## Begin DATASET ENTRIES
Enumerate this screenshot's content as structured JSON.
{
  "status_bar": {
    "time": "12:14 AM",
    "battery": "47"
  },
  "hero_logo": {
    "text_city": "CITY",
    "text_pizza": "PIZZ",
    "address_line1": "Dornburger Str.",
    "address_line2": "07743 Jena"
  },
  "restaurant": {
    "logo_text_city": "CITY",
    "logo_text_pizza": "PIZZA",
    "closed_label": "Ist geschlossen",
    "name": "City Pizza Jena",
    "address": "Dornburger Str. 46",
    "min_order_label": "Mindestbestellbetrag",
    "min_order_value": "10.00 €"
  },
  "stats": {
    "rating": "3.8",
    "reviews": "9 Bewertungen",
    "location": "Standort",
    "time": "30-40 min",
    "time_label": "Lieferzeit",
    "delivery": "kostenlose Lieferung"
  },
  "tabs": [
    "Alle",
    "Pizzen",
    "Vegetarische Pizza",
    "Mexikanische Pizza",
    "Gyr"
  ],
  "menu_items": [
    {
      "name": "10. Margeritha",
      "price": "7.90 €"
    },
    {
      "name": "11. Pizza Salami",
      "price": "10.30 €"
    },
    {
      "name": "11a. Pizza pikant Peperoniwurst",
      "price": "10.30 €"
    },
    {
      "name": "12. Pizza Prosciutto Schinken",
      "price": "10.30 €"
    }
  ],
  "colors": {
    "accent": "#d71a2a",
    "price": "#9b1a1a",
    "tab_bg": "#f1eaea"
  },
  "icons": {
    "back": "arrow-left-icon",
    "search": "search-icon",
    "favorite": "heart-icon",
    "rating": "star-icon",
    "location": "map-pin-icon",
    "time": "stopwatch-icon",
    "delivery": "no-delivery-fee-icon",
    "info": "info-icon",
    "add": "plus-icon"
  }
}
## End DATASET ENTRIES
- _WRITTEN EXERCISE_:
Your task is to repeat each line of the material exactly.

- _CORRECT ANSWER_:
Enumerate this screenshot's content as structured JSON.
{
  "status_bar": {
    "time": "12:14 AM",
    "battery": "47"
  },
  "hero_logo": {
    "text_city": "CITY",
    "text_pizza": "PIZZ",
    "address_line1": "Dornburger Str.",
    "address_line2": "07743 Jena"
  },
  "restaurant": {
    "logo_text_city": "CITY",
    "logo_text_pizza": "PIZZA",
    "closed_label": "Ist geschlossen",
    "name": "City Pizza Jena",
    "address": "Dornburger Str. 46",
    "min_order_label": "Mindestbestellbetrag",
    "min_order_value": "10.00 €"
  },
  "stats": {
    "rating": "3.8",
    "reviews": "9 Bewertungen",
    "location": "Standort",
    "time": "30-40 min",
    "time_label": "Lieferzeit",
    "delivery": "kostenlose Lieferung"
  },
  "tabs": [
    "Alle",
    "Pizzen",
    "Vegetarische Pizza",
    "Mexikanische Pizza",
    "Gyr"
  ],
  "menu_items": [
    {
      "name": "10. Margeritha",
      "price": "7.90 €"
    },
    {
      "name": "11. Pizza Salami",
      "price": "10.30 €"
    },
    {
      "name": "11a. Pizza pikant Peperoniwurst",
      "price": "10.30 €"
    },
    {
      "name": "12. Pizza Prosciutto Schinken",
      "price": "10.30 €"
    }
  ],
  "colors": {
    "accent": "#d71a2a",
    "price": "#9b1a1a",
    "tab_bg": "#f1eaea"
  },
  "icons": {
    "back": "arrow-left-icon",
    "search": "search-icon",
    "favorite": "heart-icon",
    "rating": "star-icon",
    "location": "map-pin-icon",
    "time": "stopwatch-icon",
    "delivery": "no-delivery-fee-icon",
    "info": "info-icon",
    "add": "plus-icon"
  }
}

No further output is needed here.